Items from a data source:
_ _ _
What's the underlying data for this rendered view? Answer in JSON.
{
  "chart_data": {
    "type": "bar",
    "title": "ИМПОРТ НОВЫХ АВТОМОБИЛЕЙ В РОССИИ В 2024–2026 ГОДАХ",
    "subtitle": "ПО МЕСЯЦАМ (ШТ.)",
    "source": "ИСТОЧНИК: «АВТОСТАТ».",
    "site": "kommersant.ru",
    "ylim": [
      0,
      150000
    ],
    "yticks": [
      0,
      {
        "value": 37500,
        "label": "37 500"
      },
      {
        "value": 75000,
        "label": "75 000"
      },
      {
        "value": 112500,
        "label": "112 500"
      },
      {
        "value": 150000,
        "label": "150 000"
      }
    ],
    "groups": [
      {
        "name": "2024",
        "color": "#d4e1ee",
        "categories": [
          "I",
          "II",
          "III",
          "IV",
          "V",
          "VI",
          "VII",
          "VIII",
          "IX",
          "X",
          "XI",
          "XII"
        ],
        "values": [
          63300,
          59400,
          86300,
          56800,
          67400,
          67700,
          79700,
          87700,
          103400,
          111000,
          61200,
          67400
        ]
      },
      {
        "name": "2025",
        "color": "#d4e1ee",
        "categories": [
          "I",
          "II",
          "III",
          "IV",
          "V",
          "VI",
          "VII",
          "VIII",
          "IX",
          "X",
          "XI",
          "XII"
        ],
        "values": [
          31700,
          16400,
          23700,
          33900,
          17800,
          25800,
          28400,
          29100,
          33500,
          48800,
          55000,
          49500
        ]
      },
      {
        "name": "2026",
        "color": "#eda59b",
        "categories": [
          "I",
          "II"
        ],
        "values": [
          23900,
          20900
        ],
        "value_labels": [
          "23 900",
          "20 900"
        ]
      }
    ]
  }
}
_ _ _
*Objective*. Repeat every record exactly as written, please.

*Exercise response*.
What's the underlying data for this rendered view? Answer in JSON.
{
  "chart_data": {
    "type": "bar",
    "title": "ИМПОРТ НОВЫХ АВТОМОБИЛЕЙ В РОССИИ В 2024–2026 ГОДАХ",
    "subtitle": "ПО МЕСЯЦАМ (ШТ.)",
    "source": "ИСТОЧНИК: «АВТОСТАТ».",
    "site": "kommersant.ru",
    "ylim": [
      0,
      150000
    ],
    "yticks": [
      0,
      {
        "value": 37500,
        "label": "37 500"
      },
      {
        "value": 75000,
        "label": "75 000"
      },
      {
        "value": 112500,
        "label": "112 500"
      },
      {
        "value": 150000,
        "label": "150 000"
      }
    ],
    "groups": [
      {
        "name": "2024",
        "color": "#d4e1ee",
        "categories": [
          "I",
          "II",
          "III",
          "IV",
          "V",
          "VI",
          "VII",
          "VIII",
          "IX",
          "X",
          "XI",
          "XII"
        ],
        "values": [
          63300,
          59400,
          86300,
          56800,
          67400,
          67700,
          79700,
          87700,
          103400,
          111000,
          61200,
          67400
        ]
      },
      {
        "name": "2025",
        "color": "#d4e1ee",
        "categories": [
          "I",
          "II",
          "III",
          "IV",
          "V",
          "VI",
          "VII",
          "VIII",
          "IX",
          "X",
          "XI",
          "XII"
        ],
        "values": [
          31700,
          16400,
          23700,
          33900,
          17800,
          25800,
          28400,
          29100,
          33500,
          48800,
          55000,
          49500
        ]
      },
      {
        "name": "2026",
        "color": "#eda59b",
        "categories": [
          "I",
          "II"
        ],
        "values": [
          23900,
          20900
        ],
        "value_labels": [
          "23 900",
          "20 900"
        ]
      }
    ]
  }
}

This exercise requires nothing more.